• Exercise: Copy the lines between the one holding "data-point-others (237, 235, 252, 250)" and the one holding "data-point-montoya (84, 404, 99, 418)", inclusive, reproducing each line character for character.

○ ○ ○ ○ ○ ○ ○

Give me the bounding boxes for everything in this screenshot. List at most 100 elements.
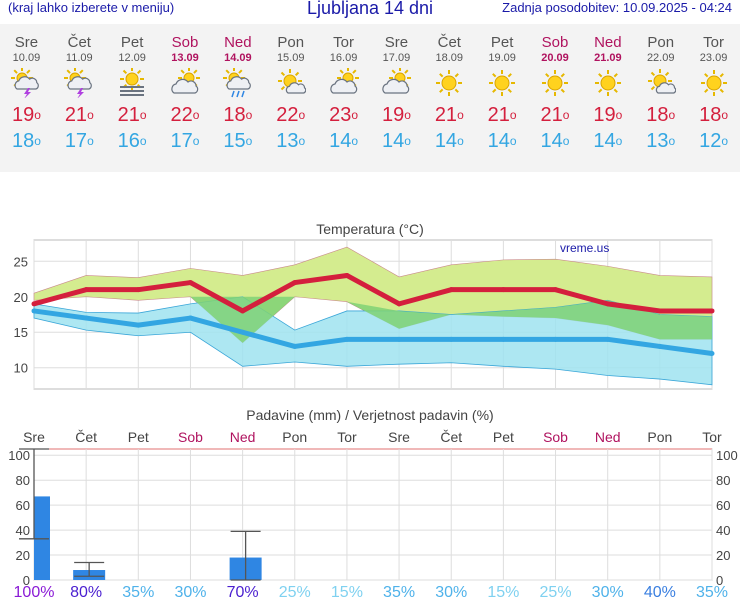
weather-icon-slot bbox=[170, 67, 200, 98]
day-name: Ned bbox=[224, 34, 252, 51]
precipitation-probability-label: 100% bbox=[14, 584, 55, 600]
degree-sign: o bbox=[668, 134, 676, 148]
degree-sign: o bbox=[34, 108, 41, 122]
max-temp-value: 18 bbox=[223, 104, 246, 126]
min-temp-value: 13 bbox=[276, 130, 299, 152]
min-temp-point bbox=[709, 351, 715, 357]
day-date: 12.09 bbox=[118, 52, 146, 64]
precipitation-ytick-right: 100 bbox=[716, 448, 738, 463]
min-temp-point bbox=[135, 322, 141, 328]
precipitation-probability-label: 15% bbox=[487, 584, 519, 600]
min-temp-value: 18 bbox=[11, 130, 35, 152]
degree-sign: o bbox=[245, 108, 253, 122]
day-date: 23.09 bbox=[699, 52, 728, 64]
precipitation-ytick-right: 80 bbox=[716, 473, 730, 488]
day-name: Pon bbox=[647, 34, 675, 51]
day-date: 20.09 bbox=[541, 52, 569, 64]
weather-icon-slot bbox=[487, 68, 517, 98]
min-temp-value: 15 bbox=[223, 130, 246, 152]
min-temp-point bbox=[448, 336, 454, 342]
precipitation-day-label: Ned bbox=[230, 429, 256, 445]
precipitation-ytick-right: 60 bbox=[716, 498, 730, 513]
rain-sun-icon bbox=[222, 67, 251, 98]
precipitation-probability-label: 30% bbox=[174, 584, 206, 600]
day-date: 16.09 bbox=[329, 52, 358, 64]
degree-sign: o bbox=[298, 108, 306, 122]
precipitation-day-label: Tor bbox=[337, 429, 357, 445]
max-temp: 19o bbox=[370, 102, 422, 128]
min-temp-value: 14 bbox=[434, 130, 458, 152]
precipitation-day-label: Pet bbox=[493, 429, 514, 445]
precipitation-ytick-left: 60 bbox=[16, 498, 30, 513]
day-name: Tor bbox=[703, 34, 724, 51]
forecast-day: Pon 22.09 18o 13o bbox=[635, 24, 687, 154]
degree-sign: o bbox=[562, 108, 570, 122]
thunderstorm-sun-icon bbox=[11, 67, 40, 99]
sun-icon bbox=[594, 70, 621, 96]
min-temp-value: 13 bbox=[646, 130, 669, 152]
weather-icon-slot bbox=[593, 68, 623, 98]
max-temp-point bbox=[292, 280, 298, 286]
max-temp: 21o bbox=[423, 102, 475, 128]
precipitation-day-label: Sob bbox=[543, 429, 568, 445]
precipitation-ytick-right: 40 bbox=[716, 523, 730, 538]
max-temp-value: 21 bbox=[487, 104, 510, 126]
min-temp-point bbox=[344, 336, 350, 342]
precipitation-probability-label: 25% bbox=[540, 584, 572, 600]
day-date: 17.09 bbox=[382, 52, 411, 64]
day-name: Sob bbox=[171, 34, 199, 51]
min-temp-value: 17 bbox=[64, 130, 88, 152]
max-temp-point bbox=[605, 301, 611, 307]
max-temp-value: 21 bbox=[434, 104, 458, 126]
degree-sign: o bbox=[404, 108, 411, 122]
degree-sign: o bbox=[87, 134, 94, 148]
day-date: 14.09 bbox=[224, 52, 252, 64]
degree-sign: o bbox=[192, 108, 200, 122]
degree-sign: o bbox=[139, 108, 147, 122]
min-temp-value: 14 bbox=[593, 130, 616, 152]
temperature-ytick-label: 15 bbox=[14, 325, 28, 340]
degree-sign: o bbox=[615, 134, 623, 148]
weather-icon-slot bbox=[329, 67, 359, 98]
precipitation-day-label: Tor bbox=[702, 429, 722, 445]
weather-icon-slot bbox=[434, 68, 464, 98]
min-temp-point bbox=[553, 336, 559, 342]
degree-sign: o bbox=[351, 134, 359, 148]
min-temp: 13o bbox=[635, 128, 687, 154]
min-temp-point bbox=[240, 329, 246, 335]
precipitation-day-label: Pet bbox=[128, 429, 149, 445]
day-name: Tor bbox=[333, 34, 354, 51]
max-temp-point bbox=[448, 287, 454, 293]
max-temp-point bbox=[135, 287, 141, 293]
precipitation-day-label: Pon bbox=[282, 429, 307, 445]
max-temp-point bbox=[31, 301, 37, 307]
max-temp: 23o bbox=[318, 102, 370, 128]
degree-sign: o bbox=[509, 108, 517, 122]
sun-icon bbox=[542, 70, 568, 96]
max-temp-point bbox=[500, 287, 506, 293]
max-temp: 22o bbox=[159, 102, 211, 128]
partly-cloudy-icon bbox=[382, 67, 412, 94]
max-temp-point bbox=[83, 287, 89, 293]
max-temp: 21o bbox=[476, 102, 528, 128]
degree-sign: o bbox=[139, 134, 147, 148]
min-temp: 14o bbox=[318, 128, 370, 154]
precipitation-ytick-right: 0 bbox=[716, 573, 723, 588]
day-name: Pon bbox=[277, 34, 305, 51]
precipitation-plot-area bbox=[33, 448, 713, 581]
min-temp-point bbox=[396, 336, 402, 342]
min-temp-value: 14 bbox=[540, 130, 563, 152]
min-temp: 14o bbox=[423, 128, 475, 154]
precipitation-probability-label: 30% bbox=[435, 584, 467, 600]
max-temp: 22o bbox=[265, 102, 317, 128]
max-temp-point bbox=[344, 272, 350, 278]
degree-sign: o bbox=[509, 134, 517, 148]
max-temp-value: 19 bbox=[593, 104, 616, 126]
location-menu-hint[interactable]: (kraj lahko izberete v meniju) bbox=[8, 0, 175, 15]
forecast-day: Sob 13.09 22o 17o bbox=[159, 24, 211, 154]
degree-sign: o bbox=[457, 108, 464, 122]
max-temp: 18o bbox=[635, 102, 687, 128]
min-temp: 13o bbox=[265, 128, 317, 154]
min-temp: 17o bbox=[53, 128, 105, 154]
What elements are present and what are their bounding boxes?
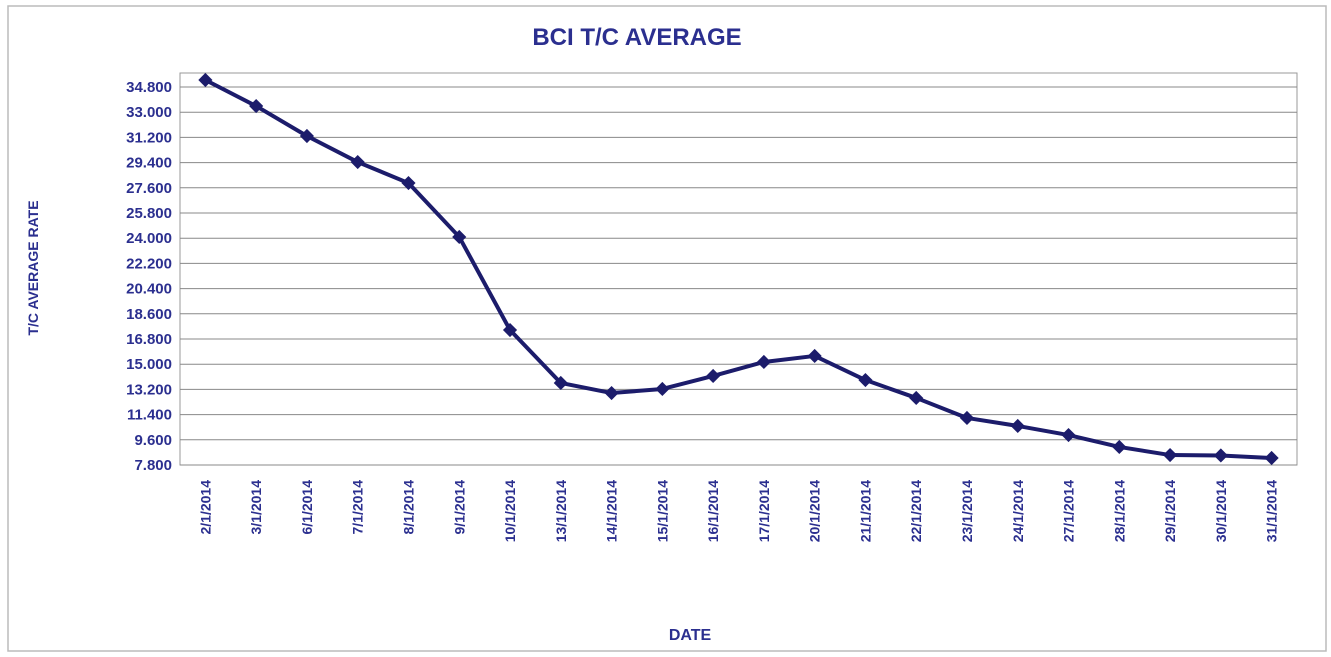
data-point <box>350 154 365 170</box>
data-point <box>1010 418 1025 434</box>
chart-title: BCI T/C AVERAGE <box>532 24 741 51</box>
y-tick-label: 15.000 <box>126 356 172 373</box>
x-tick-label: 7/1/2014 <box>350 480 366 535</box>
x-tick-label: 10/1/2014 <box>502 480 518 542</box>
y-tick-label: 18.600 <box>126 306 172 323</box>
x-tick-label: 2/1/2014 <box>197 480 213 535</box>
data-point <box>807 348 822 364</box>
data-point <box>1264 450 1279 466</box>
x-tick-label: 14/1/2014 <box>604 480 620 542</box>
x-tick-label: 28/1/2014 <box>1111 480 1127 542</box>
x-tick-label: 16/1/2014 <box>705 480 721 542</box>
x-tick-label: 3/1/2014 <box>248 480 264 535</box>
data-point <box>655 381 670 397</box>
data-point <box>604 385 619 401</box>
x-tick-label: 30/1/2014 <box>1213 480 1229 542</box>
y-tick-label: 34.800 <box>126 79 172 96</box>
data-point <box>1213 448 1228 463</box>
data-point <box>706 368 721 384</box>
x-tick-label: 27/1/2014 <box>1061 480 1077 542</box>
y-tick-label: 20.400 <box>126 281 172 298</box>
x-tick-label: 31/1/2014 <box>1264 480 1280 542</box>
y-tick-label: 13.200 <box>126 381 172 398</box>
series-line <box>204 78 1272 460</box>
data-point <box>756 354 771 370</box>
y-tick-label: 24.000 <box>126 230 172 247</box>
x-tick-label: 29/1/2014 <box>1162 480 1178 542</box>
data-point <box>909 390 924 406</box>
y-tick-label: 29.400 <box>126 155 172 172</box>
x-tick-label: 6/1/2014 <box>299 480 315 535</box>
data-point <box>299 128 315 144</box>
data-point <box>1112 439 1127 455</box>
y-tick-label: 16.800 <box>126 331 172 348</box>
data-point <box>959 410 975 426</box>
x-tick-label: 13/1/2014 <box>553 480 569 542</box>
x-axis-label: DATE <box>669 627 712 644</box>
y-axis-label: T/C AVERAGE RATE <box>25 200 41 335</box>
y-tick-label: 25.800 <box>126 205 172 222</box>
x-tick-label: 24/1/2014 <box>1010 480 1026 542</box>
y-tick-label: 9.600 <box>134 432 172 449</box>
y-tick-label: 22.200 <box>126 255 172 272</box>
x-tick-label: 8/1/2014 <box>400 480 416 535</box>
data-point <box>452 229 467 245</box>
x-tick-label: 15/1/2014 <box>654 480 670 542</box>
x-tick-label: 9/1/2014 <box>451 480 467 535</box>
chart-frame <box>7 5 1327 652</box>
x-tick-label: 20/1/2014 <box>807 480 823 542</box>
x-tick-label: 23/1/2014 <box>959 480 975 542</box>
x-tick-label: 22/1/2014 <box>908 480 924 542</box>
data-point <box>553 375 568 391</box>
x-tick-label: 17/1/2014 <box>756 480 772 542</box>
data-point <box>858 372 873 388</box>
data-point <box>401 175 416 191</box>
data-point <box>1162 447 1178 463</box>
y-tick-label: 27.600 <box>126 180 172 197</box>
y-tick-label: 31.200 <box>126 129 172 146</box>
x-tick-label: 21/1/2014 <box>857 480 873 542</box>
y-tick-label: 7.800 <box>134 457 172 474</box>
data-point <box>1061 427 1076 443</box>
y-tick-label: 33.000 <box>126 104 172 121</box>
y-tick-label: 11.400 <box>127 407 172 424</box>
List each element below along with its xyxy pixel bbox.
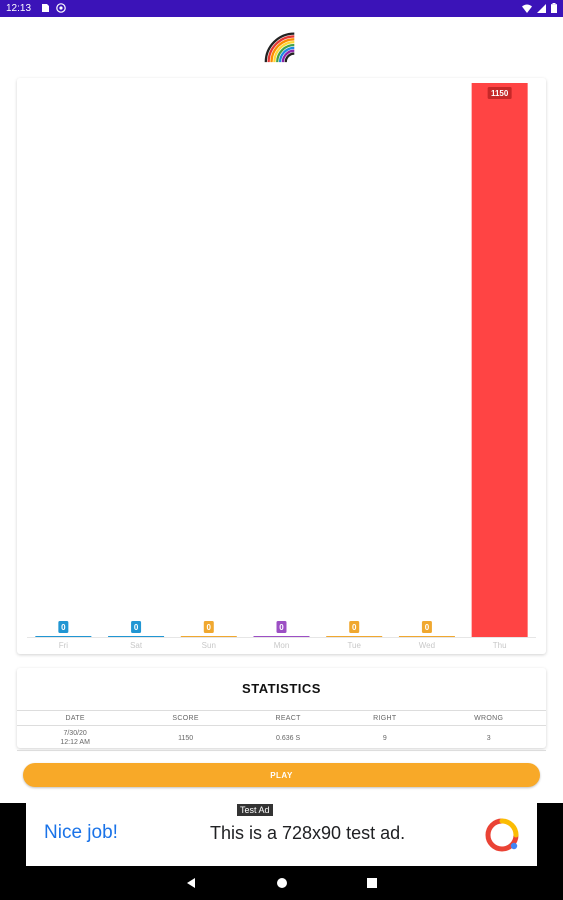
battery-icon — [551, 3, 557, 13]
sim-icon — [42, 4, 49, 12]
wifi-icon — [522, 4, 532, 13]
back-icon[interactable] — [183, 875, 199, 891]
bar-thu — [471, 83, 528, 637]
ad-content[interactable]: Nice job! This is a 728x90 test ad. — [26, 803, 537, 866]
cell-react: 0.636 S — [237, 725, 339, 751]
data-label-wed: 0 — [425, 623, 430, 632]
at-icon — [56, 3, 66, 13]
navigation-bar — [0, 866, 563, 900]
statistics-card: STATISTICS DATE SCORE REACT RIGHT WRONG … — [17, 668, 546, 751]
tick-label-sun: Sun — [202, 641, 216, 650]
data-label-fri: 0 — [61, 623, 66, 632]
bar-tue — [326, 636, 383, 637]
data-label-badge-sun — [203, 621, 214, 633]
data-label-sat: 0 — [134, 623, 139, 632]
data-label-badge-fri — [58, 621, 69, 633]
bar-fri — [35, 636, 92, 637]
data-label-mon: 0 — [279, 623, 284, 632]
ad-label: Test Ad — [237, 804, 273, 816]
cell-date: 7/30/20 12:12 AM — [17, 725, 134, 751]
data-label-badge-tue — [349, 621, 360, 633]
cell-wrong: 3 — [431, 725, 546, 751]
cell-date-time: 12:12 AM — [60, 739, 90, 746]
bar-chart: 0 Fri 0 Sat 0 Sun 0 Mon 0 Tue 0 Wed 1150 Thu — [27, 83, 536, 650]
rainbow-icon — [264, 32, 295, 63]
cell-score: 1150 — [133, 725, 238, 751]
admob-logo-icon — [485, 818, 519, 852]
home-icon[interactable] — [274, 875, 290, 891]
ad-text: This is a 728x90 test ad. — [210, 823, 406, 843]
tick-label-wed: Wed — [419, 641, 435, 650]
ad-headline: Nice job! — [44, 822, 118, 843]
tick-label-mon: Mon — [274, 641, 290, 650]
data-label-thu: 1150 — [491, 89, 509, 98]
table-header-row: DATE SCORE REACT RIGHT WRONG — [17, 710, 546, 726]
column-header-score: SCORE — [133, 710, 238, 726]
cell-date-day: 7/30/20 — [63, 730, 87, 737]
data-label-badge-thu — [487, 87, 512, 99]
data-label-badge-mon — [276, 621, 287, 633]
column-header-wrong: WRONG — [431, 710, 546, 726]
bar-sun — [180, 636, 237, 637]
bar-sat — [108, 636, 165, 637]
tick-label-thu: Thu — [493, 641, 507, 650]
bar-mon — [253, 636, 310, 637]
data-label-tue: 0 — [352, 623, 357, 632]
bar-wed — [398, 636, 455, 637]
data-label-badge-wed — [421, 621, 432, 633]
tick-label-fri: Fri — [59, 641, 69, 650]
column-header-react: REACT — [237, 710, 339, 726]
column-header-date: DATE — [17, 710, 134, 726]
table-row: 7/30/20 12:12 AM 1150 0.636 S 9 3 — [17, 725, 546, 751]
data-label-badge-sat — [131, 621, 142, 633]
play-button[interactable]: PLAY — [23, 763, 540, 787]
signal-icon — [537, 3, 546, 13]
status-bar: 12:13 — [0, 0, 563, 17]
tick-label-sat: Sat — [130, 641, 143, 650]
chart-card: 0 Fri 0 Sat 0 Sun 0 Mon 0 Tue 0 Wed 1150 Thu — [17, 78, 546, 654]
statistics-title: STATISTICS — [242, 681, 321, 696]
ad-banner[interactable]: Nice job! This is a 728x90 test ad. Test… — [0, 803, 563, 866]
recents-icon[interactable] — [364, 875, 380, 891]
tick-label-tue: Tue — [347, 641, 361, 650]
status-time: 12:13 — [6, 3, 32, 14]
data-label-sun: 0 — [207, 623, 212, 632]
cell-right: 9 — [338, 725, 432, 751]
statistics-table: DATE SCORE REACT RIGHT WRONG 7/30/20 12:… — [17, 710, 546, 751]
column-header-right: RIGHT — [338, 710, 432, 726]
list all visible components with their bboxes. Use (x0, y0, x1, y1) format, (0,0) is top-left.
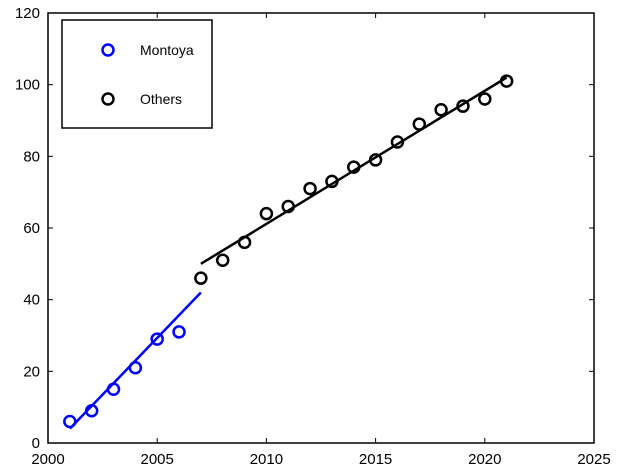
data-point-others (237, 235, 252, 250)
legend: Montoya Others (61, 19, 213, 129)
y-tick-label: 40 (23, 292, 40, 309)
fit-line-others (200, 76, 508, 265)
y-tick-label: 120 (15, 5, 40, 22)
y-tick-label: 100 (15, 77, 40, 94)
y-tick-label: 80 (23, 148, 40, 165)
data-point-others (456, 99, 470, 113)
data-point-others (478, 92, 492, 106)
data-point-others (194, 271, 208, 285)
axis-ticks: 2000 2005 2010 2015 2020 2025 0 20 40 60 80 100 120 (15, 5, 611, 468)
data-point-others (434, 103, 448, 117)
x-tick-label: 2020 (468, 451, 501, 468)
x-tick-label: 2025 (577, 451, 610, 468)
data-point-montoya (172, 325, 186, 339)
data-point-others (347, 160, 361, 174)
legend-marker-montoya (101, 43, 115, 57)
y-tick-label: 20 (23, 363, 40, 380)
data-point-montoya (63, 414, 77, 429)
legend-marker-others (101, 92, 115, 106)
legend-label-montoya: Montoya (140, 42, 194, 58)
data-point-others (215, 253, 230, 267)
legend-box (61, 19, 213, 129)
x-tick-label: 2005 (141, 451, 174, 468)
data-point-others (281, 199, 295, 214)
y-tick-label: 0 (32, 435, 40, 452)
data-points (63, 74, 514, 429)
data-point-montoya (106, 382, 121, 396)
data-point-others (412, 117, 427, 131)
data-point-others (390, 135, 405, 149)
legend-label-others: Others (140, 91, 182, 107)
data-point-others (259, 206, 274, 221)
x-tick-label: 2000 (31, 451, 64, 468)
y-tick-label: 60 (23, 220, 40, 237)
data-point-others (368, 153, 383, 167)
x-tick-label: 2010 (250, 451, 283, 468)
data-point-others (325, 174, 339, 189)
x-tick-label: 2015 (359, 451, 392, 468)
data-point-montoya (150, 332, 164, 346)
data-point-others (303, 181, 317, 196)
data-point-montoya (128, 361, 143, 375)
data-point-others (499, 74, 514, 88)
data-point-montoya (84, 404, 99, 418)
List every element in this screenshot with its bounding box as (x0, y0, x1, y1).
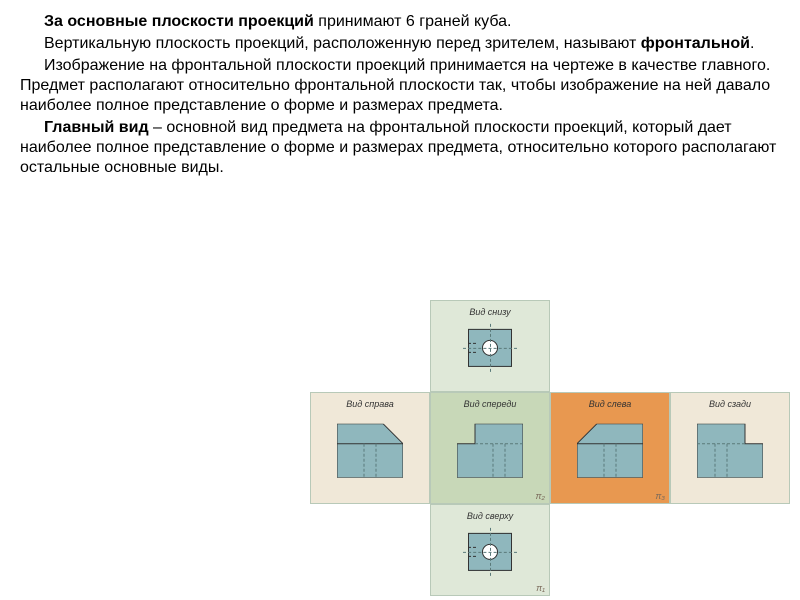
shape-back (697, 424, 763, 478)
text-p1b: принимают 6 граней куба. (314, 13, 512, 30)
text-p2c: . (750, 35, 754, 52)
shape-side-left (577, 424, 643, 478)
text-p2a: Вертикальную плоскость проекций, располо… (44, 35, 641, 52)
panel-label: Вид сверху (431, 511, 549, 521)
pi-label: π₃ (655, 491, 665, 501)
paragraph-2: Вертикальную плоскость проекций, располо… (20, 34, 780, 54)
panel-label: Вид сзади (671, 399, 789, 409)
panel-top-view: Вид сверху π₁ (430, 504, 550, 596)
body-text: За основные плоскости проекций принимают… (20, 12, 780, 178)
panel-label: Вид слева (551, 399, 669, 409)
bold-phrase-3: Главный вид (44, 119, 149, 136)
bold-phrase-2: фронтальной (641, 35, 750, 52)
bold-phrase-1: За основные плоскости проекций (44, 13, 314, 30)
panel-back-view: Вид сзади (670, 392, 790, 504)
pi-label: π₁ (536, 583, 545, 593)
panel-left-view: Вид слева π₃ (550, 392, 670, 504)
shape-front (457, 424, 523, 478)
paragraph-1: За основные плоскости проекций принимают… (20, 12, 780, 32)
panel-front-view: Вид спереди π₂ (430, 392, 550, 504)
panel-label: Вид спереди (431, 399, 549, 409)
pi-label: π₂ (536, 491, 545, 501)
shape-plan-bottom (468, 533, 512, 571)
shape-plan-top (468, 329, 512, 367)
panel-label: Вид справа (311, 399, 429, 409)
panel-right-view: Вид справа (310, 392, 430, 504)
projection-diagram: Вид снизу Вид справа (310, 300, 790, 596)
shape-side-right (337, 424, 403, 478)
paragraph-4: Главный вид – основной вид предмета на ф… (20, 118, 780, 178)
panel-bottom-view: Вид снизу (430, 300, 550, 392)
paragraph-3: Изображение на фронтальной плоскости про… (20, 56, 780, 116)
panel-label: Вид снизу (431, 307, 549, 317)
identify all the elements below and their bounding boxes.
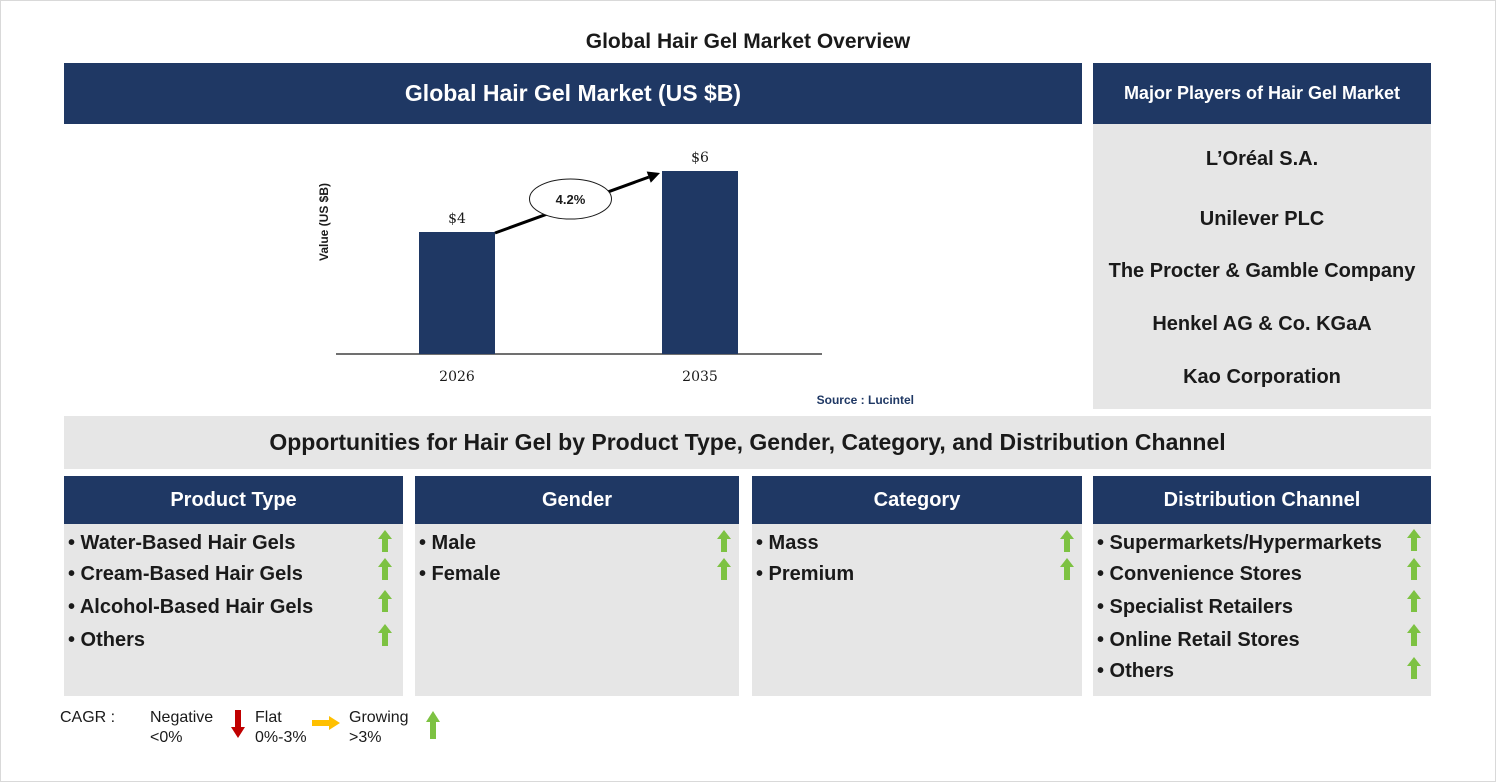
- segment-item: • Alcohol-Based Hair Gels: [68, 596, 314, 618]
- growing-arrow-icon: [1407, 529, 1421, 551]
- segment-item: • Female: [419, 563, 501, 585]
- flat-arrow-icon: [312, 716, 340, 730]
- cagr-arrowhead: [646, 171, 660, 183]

○ ○ ○ ○ ○ ○ ○

• Exercise result:
data-point-others (237, 235, 252, 250)
legend: Montoya Others (61, 19, 213, 129)
y-tick-label: 40 (23, 292, 40, 309)
fit-line-others (200, 76, 508, 265)
y-tick-label: 120 (15, 5, 40, 22)
y-tick-label: 100 (15, 77, 40, 94)
y-tick-label: 80 (23, 148, 40, 165)
data-point-others (456, 99, 470, 113)
data-point-others (478, 92, 492, 106)
data-point-others (194, 271, 208, 285)
axis-ticks: 2000 2005 2010 2015 2020 2025 0 20 40 60 80 100 120 (15, 5, 611, 468)
data-point-others (434, 103, 448, 117)
x-tick-label: 2020 (468, 451, 501, 468)
x-tick-label: 2025 (577, 451, 610, 468)
data-point-montoya (172, 325, 186, 339)
data-point-others (347, 160, 361, 174)
legend-marker-montoya (101, 43, 115, 57)
y-tick-label: 20 (23, 363, 40, 380)
data-point-montoya (63, 414, 77, 429)
legend-marker-others (101, 92, 115, 106)
legend-label-montoya: Montoya (140, 42, 194, 58)
data-point-others (215, 253, 230, 267)
legend-box (61, 19, 213, 129)
x-tick-label: 2005 (141, 451, 174, 468)
data-point-others (281, 199, 295, 214)
y-tick-label: 0 (32, 435, 40, 452)
data-points (63, 74, 514, 429)
data-point-montoya (106, 382, 121, 396)
data-point-others (412, 117, 427, 131)
data-point-others (390, 135, 405, 149)
legend-label-others: Others (140, 91, 182, 107)
data-point-others (259, 206, 274, 221)
x-tick-label: 2000 (31, 451, 64, 468)
y-tick-label: 60 (23, 220, 40, 237)
data-point-others (368, 153, 383, 167)
x-tick-label: 2010 (250, 451, 283, 468)
data-point-others (325, 174, 339, 189)
x-tick-label: 2015 (359, 451, 392, 468)
data-point-montoya (150, 332, 164, 346)
data-point-others (303, 181, 317, 196)
data-point-montoya (128, 361, 143, 375)
data-point-others (499, 74, 514, 88)
data-point-montoya (84, 404, 99, 418)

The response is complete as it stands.